> [Short task]: Write out all lines holding the word "年村级运转及服务群众经费".
----- Input material
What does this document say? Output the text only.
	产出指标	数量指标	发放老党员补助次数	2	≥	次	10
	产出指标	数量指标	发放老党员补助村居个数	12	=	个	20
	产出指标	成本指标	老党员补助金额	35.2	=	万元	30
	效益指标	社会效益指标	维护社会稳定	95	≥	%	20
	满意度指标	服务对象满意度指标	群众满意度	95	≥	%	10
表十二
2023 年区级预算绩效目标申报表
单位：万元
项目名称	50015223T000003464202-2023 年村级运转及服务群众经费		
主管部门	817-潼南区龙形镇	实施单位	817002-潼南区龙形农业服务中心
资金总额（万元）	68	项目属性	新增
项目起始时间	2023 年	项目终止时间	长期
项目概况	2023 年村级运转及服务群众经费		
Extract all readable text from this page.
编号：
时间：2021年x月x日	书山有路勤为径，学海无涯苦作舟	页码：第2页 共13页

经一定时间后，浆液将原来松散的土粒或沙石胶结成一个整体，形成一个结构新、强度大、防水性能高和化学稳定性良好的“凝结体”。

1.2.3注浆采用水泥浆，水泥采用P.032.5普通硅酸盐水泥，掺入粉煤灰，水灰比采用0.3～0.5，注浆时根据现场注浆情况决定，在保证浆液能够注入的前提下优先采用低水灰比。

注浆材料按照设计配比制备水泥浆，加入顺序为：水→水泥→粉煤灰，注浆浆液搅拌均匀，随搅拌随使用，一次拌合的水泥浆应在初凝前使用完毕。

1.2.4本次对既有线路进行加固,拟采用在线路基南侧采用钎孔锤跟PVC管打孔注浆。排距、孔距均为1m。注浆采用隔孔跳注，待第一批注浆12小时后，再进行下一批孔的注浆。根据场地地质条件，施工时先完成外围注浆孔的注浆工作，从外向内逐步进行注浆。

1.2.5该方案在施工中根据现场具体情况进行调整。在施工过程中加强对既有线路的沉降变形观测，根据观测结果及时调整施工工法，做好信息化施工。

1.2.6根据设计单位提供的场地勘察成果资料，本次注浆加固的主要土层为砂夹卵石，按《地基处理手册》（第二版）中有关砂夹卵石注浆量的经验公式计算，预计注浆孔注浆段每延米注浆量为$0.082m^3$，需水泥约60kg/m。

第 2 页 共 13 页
----------
> [Written answer]:
项目名称	50015223T000003464202-2023 年村级运转及服务群众经费		
项目概况	2023 年村级运转及服务群众经费		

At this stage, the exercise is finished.